Problem: Count the lines below that include the word "zawsze" and write that number alone.

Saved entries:
******************************
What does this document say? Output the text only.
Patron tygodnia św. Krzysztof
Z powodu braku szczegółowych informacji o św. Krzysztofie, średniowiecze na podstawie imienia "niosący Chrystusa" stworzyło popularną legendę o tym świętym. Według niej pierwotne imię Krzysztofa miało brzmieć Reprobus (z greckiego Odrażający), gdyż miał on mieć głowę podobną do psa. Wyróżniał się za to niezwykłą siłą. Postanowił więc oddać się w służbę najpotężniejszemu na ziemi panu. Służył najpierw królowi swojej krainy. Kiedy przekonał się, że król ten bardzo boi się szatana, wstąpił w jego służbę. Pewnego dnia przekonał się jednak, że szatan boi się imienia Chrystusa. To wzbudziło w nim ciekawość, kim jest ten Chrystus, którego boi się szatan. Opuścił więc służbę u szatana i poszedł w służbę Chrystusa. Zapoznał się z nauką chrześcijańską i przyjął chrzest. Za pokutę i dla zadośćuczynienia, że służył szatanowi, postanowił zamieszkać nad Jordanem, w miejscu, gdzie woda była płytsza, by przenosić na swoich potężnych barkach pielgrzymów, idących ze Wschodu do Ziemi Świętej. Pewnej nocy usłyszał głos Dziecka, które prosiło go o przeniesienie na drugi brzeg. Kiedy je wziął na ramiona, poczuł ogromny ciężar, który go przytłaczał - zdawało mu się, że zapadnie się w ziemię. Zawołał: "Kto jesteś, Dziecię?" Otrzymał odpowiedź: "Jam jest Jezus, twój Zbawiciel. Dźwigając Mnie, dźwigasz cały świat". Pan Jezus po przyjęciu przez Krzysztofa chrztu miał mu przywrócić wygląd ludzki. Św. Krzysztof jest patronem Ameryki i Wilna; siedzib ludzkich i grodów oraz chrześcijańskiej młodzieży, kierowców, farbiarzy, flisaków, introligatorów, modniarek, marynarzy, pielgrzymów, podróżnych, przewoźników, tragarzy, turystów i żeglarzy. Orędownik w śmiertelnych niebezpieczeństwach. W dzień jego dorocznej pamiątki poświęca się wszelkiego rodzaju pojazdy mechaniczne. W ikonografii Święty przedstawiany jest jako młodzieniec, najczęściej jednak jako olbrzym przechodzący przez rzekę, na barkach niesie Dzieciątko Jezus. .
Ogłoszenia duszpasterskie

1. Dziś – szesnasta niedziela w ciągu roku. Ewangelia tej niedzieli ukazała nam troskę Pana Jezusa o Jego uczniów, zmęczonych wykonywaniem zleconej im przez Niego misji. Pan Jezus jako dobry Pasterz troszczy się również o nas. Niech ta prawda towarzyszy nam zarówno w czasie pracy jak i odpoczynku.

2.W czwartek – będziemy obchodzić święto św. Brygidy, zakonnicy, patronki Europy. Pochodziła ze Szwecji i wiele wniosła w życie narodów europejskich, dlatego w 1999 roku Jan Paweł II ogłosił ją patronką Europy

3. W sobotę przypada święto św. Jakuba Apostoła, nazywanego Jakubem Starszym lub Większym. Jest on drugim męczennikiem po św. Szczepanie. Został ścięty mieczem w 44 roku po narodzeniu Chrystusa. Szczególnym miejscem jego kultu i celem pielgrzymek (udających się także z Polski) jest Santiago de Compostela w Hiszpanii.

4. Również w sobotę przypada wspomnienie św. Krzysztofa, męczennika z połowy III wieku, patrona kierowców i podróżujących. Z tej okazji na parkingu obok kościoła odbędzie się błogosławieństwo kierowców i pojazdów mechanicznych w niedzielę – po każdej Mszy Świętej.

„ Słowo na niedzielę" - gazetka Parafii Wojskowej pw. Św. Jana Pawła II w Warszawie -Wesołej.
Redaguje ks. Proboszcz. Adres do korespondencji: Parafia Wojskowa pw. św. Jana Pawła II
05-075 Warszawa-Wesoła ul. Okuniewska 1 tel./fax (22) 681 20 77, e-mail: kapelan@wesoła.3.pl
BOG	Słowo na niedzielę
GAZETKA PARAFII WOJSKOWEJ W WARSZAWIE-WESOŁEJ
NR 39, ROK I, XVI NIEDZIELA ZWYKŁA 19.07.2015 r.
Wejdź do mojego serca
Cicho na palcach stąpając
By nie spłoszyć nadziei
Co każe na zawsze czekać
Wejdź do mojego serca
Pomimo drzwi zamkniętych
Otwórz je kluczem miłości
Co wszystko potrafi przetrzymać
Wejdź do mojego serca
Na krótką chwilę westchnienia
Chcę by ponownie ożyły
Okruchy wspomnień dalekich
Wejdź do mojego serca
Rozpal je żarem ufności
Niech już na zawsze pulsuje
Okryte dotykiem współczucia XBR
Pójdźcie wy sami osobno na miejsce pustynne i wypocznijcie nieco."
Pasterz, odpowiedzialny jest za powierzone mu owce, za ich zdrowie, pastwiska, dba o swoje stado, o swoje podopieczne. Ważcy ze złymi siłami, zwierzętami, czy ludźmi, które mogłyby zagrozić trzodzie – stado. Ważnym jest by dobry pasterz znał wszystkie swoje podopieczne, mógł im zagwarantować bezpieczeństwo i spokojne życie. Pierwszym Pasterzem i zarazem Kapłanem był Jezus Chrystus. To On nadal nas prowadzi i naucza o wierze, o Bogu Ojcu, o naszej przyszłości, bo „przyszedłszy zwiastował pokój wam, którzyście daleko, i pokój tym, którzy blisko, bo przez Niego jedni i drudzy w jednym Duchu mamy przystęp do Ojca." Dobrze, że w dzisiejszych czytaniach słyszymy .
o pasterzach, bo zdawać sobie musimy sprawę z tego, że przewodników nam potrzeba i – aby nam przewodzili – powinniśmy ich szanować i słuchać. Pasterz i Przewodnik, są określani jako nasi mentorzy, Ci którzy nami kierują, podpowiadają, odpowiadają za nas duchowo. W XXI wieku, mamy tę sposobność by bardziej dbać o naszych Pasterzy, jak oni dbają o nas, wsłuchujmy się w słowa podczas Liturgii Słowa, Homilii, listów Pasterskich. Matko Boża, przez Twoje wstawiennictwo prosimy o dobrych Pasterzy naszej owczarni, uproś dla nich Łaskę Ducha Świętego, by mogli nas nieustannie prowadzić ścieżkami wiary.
******************************
Task result: 2